### Description of the task
Copy each line where the word "sensor" occurs.

### Data shown
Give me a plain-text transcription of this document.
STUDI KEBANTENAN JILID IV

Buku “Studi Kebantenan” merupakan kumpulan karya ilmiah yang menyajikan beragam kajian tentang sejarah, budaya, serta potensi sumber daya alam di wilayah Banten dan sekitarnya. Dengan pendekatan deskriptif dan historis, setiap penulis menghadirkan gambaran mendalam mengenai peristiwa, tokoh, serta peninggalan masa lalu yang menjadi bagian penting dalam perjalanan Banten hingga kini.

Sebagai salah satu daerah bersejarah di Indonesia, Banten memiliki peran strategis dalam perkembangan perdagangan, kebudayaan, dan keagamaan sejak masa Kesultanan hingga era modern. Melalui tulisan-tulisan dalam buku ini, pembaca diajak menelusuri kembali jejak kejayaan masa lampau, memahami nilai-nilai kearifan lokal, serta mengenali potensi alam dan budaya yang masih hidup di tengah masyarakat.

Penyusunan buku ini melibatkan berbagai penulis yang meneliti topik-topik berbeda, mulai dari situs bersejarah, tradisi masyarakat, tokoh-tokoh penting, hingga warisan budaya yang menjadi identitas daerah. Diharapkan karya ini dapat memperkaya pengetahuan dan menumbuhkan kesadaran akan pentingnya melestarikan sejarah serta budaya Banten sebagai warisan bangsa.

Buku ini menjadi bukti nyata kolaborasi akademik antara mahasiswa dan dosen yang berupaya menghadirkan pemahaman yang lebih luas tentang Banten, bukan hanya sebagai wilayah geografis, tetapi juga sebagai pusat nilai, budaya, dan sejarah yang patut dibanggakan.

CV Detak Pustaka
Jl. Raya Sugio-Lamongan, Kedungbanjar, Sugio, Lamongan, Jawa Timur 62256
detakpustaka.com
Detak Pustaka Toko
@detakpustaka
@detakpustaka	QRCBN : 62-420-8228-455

* * *

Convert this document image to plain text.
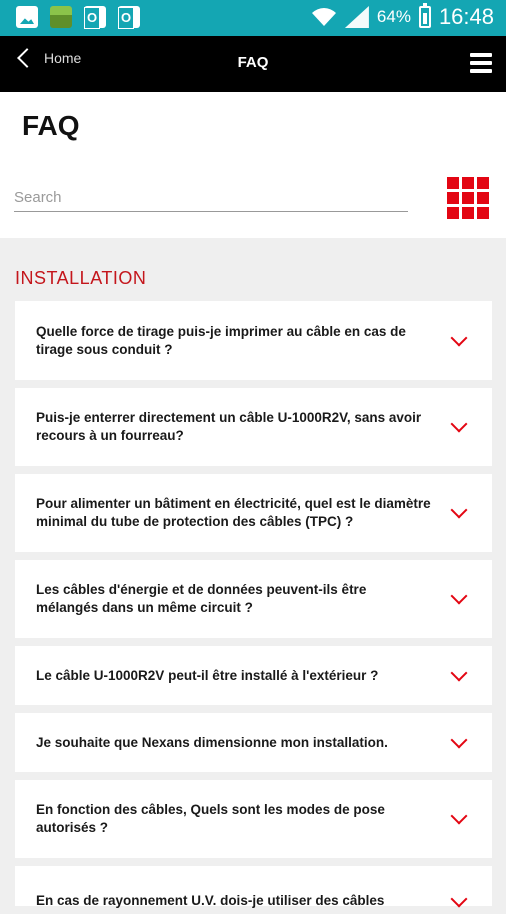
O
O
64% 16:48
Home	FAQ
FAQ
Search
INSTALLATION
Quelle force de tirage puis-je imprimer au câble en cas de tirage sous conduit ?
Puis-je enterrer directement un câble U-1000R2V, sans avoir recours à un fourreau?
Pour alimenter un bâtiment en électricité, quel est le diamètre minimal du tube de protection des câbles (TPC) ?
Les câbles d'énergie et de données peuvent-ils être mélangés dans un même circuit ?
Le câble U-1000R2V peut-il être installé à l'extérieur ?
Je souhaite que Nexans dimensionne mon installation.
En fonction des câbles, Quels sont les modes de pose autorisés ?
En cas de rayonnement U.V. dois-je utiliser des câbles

* * *

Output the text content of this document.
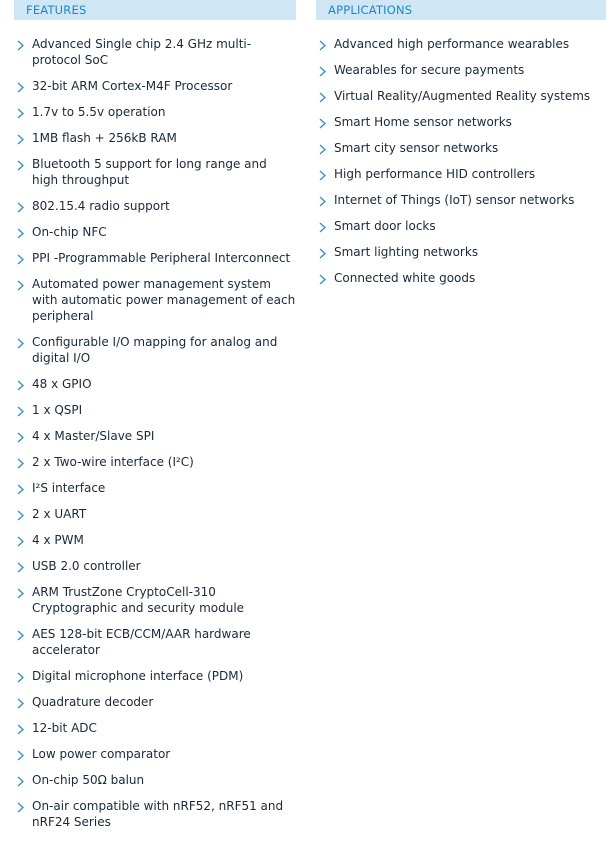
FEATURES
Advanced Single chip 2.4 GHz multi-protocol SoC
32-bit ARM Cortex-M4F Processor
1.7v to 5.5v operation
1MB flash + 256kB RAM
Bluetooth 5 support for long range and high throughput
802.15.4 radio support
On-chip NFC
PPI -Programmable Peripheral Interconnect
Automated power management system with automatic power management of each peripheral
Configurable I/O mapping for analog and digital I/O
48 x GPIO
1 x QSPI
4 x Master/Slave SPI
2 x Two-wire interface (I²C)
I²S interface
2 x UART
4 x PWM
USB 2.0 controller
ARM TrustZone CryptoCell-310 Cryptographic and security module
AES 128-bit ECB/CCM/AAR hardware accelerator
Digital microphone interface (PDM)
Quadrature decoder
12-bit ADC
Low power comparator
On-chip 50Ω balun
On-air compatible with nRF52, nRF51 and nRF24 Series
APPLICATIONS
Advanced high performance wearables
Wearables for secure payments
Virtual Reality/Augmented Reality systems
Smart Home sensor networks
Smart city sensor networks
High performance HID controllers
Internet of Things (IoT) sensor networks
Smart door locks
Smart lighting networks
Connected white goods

### Solved problem
Smart Home sensor networks
Smart city sensor networks
Internet of Things (IoT) sensor networks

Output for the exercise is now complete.